AIM OF THE EXERCISE
Copy every line of the records below word for word, leaving out the pictures.

RECORDS FOR THIS EXERCISE
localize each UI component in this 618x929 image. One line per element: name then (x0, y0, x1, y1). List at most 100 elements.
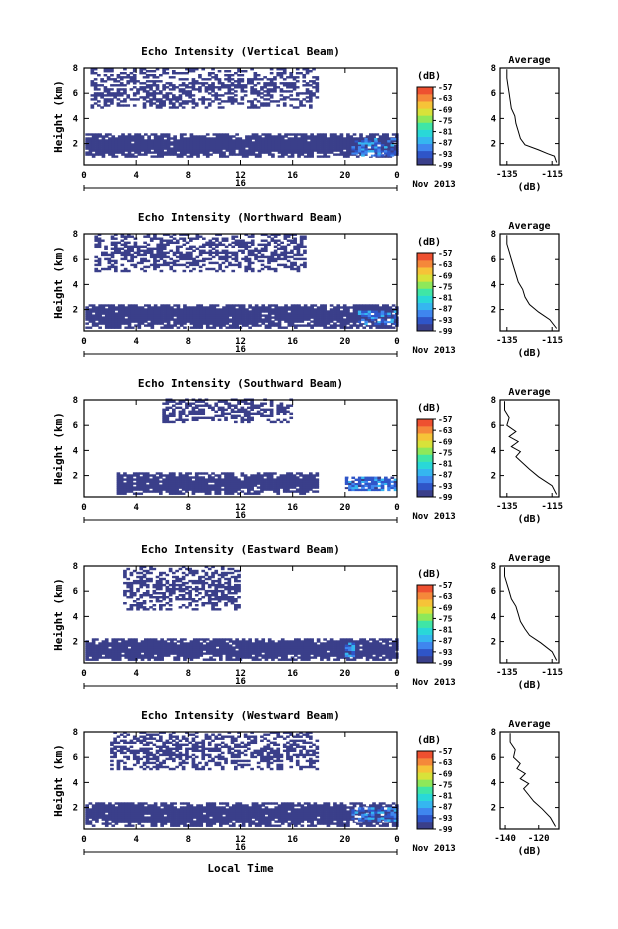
echo-cell (359, 316, 363, 319)
average-y-tick-label: 8 (491, 230, 496, 240)
echo-cell (111, 656, 116, 659)
echo-cell (176, 155, 181, 158)
echo-cell (316, 149, 321, 152)
echo-cell (243, 410, 248, 414)
echo-cell (225, 318, 230, 321)
y-tick-label: 6 (73, 421, 78, 431)
echo-cell (380, 478, 385, 482)
echo-cell (287, 139, 292, 142)
echo-cell (273, 86, 277, 89)
echo-cell (183, 308, 187, 311)
echo-cell (168, 92, 173, 95)
x-tick-label: 12 (235, 337, 246, 347)
echo-cell (250, 474, 254, 477)
echo-cell (205, 648, 210, 651)
echo-cell (165, 72, 170, 75)
echo-cell (355, 147, 360, 150)
echo-cell (152, 482, 157, 485)
echo-cell (134, 656, 138, 659)
echo-cell (140, 318, 145, 321)
echo-cell (280, 257, 284, 261)
echo-cell (234, 480, 238, 483)
echo-cell (134, 314, 138, 317)
echo-cell (153, 137, 158, 140)
echo-cell (88, 326, 93, 329)
echo-cell (320, 308, 324, 311)
colorbar-tick-label: -99 (438, 327, 453, 336)
y-tick-label: 4 (73, 446, 79, 456)
echo-cell (284, 306, 288, 309)
echo-cell (140, 259, 144, 263)
echo-cell (119, 100, 124, 103)
echo-cell (282, 98, 287, 101)
echo-cell (144, 147, 148, 150)
echo-cell (251, 642, 256, 645)
echo-cell (367, 314, 372, 318)
echo-cell (377, 142, 382, 145)
echo-cell (264, 139, 269, 142)
echo-cell (313, 145, 318, 148)
echo-cell (225, 145, 230, 148)
echo-cell (212, 658, 217, 661)
echo-cell (108, 652, 112, 655)
echo-cell (212, 312, 217, 315)
echo-cell (199, 316, 204, 319)
echo-cell (357, 320, 362, 324)
echo-cell (108, 320, 112, 323)
echo-cell (94, 243, 99, 247)
echo-cell (300, 133, 305, 136)
echo-cell (117, 648, 122, 651)
echo-cell (140, 249, 144, 253)
echo-cell (179, 141, 184, 144)
echo-cell (228, 251, 232, 255)
echo-cell (300, 312, 305, 315)
echo-cell (139, 70, 144, 73)
echo-cell (243, 86, 248, 89)
echo-cell (85, 137, 89, 140)
echo-cell (296, 247, 301, 251)
echo-cell (271, 310, 275, 313)
echo-cell (160, 322, 164, 325)
echo-cell (260, 414, 264, 418)
echo-cell (101, 320, 106, 323)
echo-cell (289, 82, 294, 85)
echo-cell (114, 143, 119, 146)
echo-cell (333, 153, 337, 156)
echo-cell (260, 102, 264, 105)
echo-cell (312, 82, 316, 85)
echo-cell (305, 476, 310, 479)
echo-cell (123, 488, 127, 491)
echo-cell (227, 80, 232, 83)
echo-cell (290, 147, 295, 150)
echo-cell (361, 140, 365, 143)
echo-cell (202, 139, 207, 142)
echo-cell (254, 644, 259, 647)
echo-cell (181, 480, 186, 483)
echo-cell (254, 247, 258, 251)
echo-cell (323, 312, 327, 315)
echo-cell (232, 650, 236, 653)
average-y-tick-label: 8 (491, 396, 496, 406)
echo-cell (211, 247, 216, 251)
echo-cell (176, 646, 181, 649)
echo-cell (339, 316, 344, 319)
echo-cell (181, 476, 186, 479)
echo-cell (261, 318, 266, 321)
echo-cell (186, 141, 191, 144)
echo-cell (237, 402, 241, 405)
echo-cell (194, 488, 199, 491)
echo-cell (104, 316, 109, 319)
echo-cell (85, 133, 89, 136)
echo-cell (189, 145, 194, 148)
echo-cell (320, 133, 324, 136)
echo-cell (251, 149, 256, 152)
echo-cell (339, 143, 344, 146)
echo-cell (117, 241, 121, 245)
echo-cell (390, 318, 395, 322)
echo-cell (117, 642, 122, 645)
echo-cell (303, 237, 307, 240)
echo-cell (124, 135, 129, 138)
echo-cell (146, 243, 151, 247)
colorbar-swatch (417, 288, 433, 296)
echo-cell (257, 251, 262, 255)
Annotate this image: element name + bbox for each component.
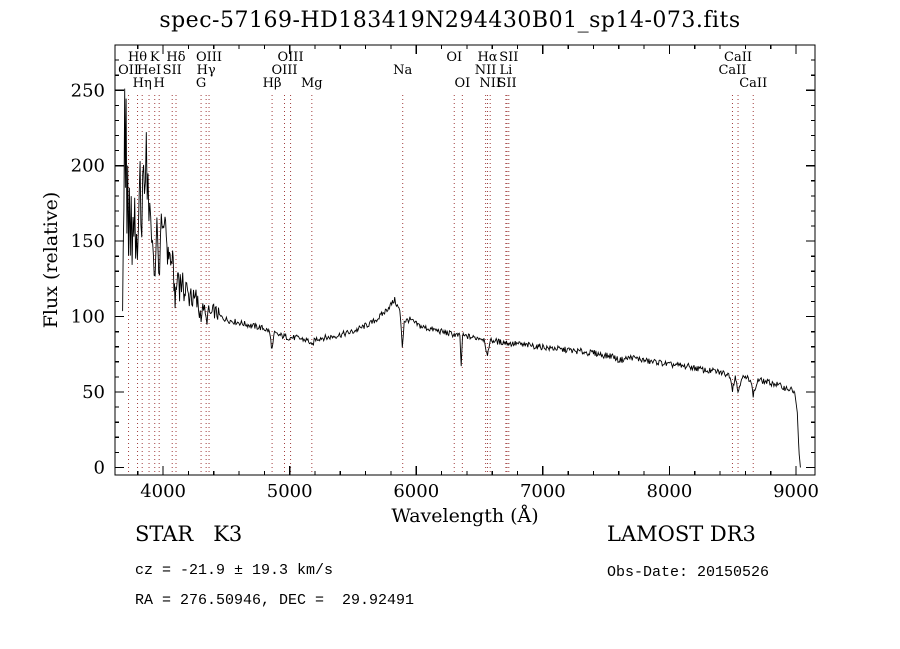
y-tick-label: 0 (94, 457, 105, 478)
y-tick-label: 50 (82, 382, 105, 403)
spectral-line-label: OIII (271, 63, 297, 78)
spectral-line-label: K (150, 50, 160, 65)
x-tick-label: 7000 (520, 481, 566, 502)
object-class-label: STAR K3 (135, 522, 243, 546)
spectral-line-label: OI (446, 50, 462, 65)
spectral-line-label: Hη (133, 76, 152, 91)
y-tick-label: 150 (71, 231, 105, 252)
x-tick-label: 4000 (140, 481, 186, 502)
spectral-line-label: Na (393, 63, 412, 78)
spectral-line-label: Hγ (197, 63, 216, 78)
spectral-line-label: NII (475, 63, 497, 78)
x-tick-label: 8000 (647, 481, 693, 502)
spectral-line-label: CaII (718, 63, 746, 78)
spectral-line-label: H (154, 76, 165, 91)
plot-title: spec-57169-HD183419N294430B01_sp14-073.f… (159, 8, 741, 33)
obs-date: Obs-Date: 20150526 (607, 564, 770, 581)
cz-value: cz = -21.9 ± 19.3 km/s (135, 562, 334, 579)
spectral-line-label: HeI (137, 63, 161, 78)
x-tick-label: 5000 (267, 481, 313, 502)
axes-box (114, 44, 816, 476)
y-tick-label: 100 (71, 307, 105, 328)
spectral-line-label: Hδ (166, 50, 185, 65)
spectral-line-label: OII (118, 63, 139, 78)
x-tick-label: 9000 (773, 481, 819, 502)
spectral-line-label: OI (454, 76, 470, 91)
y-axis-label: Flux (relative) (40, 192, 62, 329)
spectral-line-markers (128, 95, 754, 474)
ra-dec-value: RA = 276.50946, DEC = 29.92491 (135, 592, 415, 609)
survey-name: LAMOST DR3 (607, 522, 756, 546)
spectral-line-label: Hθ (128, 50, 147, 65)
spectral-line-label: OIII (278, 50, 304, 65)
spectral-line-label: CaII (739, 76, 767, 91)
spectral-line-label: Hα (477, 50, 497, 65)
y-tick-label: 200 (71, 156, 105, 177)
axis-ticks (115, 44, 815, 475)
y-tick-label: 250 (71, 80, 105, 101)
spectrum-line (122, 88, 801, 468)
spectral-line-label: CaII (724, 50, 752, 65)
x-axis-label: Wavelength (Å) (391, 505, 538, 527)
spectral-line-label: Mg (301, 76, 323, 91)
spectral-line-label: G (196, 76, 206, 91)
spectral-line-label: SII (499, 50, 518, 65)
x-tick-label: 6000 (393, 481, 439, 502)
spectral-line-label: SII (497, 76, 516, 91)
spectral-line-label: Hβ (263, 76, 282, 91)
spectral-line-label: SII (163, 63, 182, 78)
spectral-line-label: Li (499, 63, 512, 78)
spectral-line-label: OIII (196, 50, 222, 65)
spectral-line-label: NII (479, 76, 501, 91)
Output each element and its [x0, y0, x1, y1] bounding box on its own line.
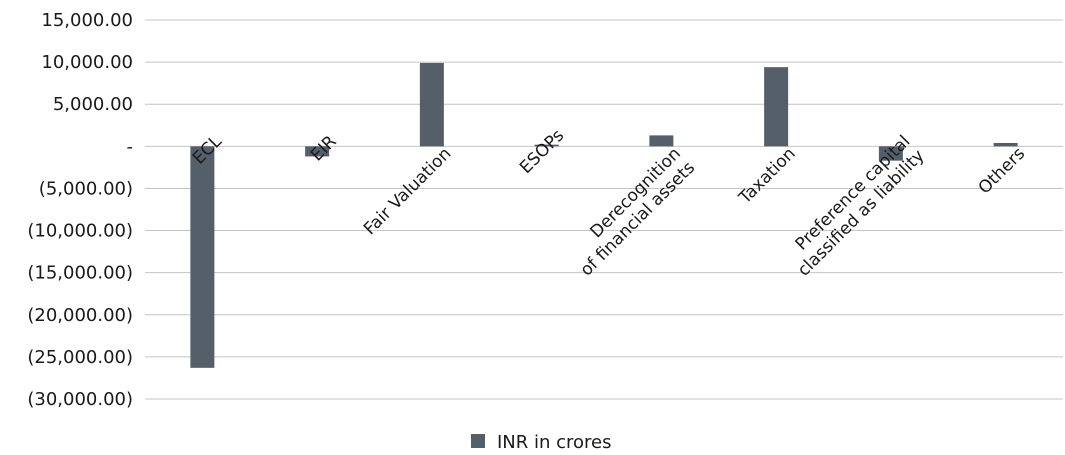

OUTPUT OF THE EXERCISE
localize each UI component in this 618x929 image. One line per element: name then (x0, y0, x1, y1). List at most 100 elements.
echo-cell (359, 316, 363, 319)
average-y-tick-label: 8 (491, 230, 496, 240)
echo-cell (111, 656, 116, 659)
echo-cell (176, 155, 181, 158)
echo-cell (316, 149, 321, 152)
echo-cell (243, 410, 248, 414)
echo-cell (225, 318, 230, 321)
y-tick-label: 6 (73, 421, 78, 431)
echo-cell (380, 478, 385, 482)
echo-cell (287, 139, 292, 142)
echo-cell (273, 86, 277, 89)
echo-cell (183, 308, 187, 311)
echo-cell (168, 92, 173, 95)
x-tick-label: 12 (235, 337, 246, 347)
echo-cell (250, 474, 254, 477)
echo-cell (205, 648, 210, 651)
echo-cell (165, 72, 170, 75)
echo-cell (355, 147, 360, 150)
echo-cell (152, 482, 157, 485)
echo-cell (134, 656, 138, 659)
echo-cell (140, 318, 145, 321)
echo-cell (280, 257, 284, 261)
echo-cell (234, 480, 238, 483)
echo-cell (134, 314, 138, 317)
echo-cell (153, 137, 158, 140)
echo-cell (88, 326, 93, 329)
echo-cell (320, 308, 324, 311)
colorbar-tick-label: -99 (438, 327, 453, 336)
y-tick-label: 4 (73, 446, 79, 456)
echo-cell (284, 306, 288, 309)
echo-cell (140, 259, 144, 263)
echo-cell (119, 100, 124, 103)
echo-cell (282, 98, 287, 101)
echo-cell (144, 147, 148, 150)
echo-cell (251, 642, 256, 645)
echo-cell (367, 314, 372, 318)
echo-cell (377, 142, 382, 145)
echo-cell (264, 139, 269, 142)
echo-cell (313, 145, 318, 148)
echo-cell (225, 145, 230, 148)
echo-cell (212, 658, 217, 661)
echo-cell (108, 652, 112, 655)
echo-cell (212, 312, 217, 315)
echo-cell (199, 316, 204, 319)
echo-cell (357, 320, 362, 324)
echo-cell (108, 320, 112, 323)
echo-cell (94, 243, 99, 247)
echo-cell (300, 133, 305, 136)
echo-cell (117, 648, 122, 651)
echo-cell (140, 249, 144, 253)
echo-cell (179, 141, 184, 144)
echo-cell (228, 251, 232, 255)
echo-cell (300, 312, 305, 315)
echo-cell (139, 70, 144, 73)
echo-cell (243, 86, 248, 89)
echo-cell (85, 137, 89, 140)
echo-cell (296, 247, 301, 251)
echo-cell (271, 310, 275, 313)
echo-cell (160, 322, 164, 325)
echo-cell (260, 414, 264, 418)
echo-cell (101, 320, 106, 323)
echo-cell (289, 82, 294, 85)
echo-cell (114, 143, 119, 146)
echo-cell (333, 153, 337, 156)
echo-cell (260, 102, 264, 105)
echo-cell (312, 82, 316, 85)
echo-cell (305, 476, 310, 479)
echo-cell (123, 488, 127, 491)
echo-cell (227, 80, 232, 83)
echo-cell (290, 147, 295, 150)
echo-cell (361, 140, 365, 143)
echo-cell (202, 139, 207, 142)
echo-cell (254, 644, 259, 647)
echo-cell (181, 480, 186, 483)
echo-cell (254, 247, 258, 251)
echo-cell (323, 312, 327, 315)
echo-cell (232, 650, 236, 653)
average-y-tick-label: 8 (491, 396, 496, 406)
echo-cell (211, 247, 216, 251)
echo-cell (176, 646, 181, 649)
echo-cell (339, 316, 344, 319)
echo-cell (181, 476, 186, 479)
echo-cell (261, 318, 266, 321)
echo-cell (186, 141, 191, 144)
echo-cell (237, 402, 241, 405)
echo-cell (194, 488, 199, 491)
echo-cell (104, 316, 109, 319)
echo-cell (85, 133, 89, 136)
echo-cell (189, 145, 194, 148)
echo-cell (320, 133, 324, 136)
echo-cell (251, 149, 256, 152)
echo-cell (339, 143, 344, 146)
echo-cell (117, 241, 121, 245)
echo-cell (390, 318, 395, 322)
echo-cell (117, 642, 122, 645)
echo-cell (303, 237, 307, 240)
echo-cell (124, 135, 129, 138)
echo-cell (146, 243, 151, 247)
colorbar-swatch (417, 288, 433, 296)
echo-cell (257, 251, 262, 255)
Annotate this image: element name + bbox for each component.
y-tick-label: 0 (94, 457, 105, 478)
y-tick-label: 50 (82, 382, 105, 403)
spectral-line-label: OIII (271, 63, 297, 78)
spectral-line-label: K (150, 50, 160, 65)
x-tick-label: 7000 (520, 481, 566, 502)
object-class-label: STAR K3 (135, 522, 243, 546)
spectral-line-label: OI (446, 50, 462, 65)
spectral-line-label: Hη (133, 76, 152, 91)
y-tick-label: 150 (71, 231, 105, 252)
x-tick-label: 4000 (140, 481, 186, 502)
spectral-line-label: Na (393, 63, 412, 78)
spectral-line-label: Hγ (197, 63, 216, 78)
spectral-line-label: NII (475, 63, 497, 78)
x-tick-label: 8000 (647, 481, 693, 502)
spectral-line-label: CaII (718, 63, 746, 78)
spectral-line-label: H (154, 76, 165, 91)
plot-title: spec-57169-HD183419N294430B01_sp14-073.f… (159, 8, 741, 33)
obs-date: Obs-Date: 20150526 (607, 564, 770, 581)
cz-value: cz = -21.9 ± 19.3 km/s (135, 562, 334, 579)
spectral-line-label: HeI (137, 63, 161, 78)
x-tick-label: 5000 (267, 481, 313, 502)
axes-box (114, 44, 816, 476)
y-tick-label: 100 (71, 307, 105, 328)
spectral-line-label: Hδ (166, 50, 185, 65)
spectral-line-label: OII (118, 63, 139, 78)
x-tick-label: 9000 (773, 481, 819, 502)
spectral-line-label: OI (454, 76, 470, 91)
y-axis-label: Flux (relative) (40, 192, 62, 329)
spectral-line-markers (128, 95, 754, 474)
ra-dec-value: RA = 276.50946, DEC = 29.92491 (135, 592, 415, 609)
survey-name: LAMOST DR3 (607, 522, 756, 546)
spectral-line-label: Hθ (128, 50, 147, 65)
spectral-line-label: OIII (278, 50, 304, 65)
spectral-line-label: CaII (739, 76, 767, 91)
spectral-line-label: Hα (477, 50, 497, 65)
y-tick-label: 200 (71, 156, 105, 177)
axis-ticks (115, 44, 815, 475)
y-tick-label: 250 (71, 80, 105, 101)
spectrum-line (122, 88, 801, 468)
spectral-line-label: CaII (724, 50, 752, 65)
x-axis-label: Wavelength (Å) (391, 505, 538, 527)
spectral-line-label: Mg (301, 76, 323, 91)
spectral-line-label: G (196, 76, 206, 91)
spectral-line-label: SII (499, 50, 518, 65)
x-tick-label: 6000 (393, 481, 439, 502)
spectral-line-label: SII (497, 76, 516, 91)
spectral-line-label: Hβ (263, 76, 282, 91)
spectral-line-label: SII (163, 63, 182, 78)
spectral-line-label: Li (499, 63, 512, 78)
spectral-line-label: OIII (196, 50, 222, 65)
spectral-line-label: NII (479, 76, 501, 91)
Output each element and its [x0, y0, x1, y1] bounding box on its own line.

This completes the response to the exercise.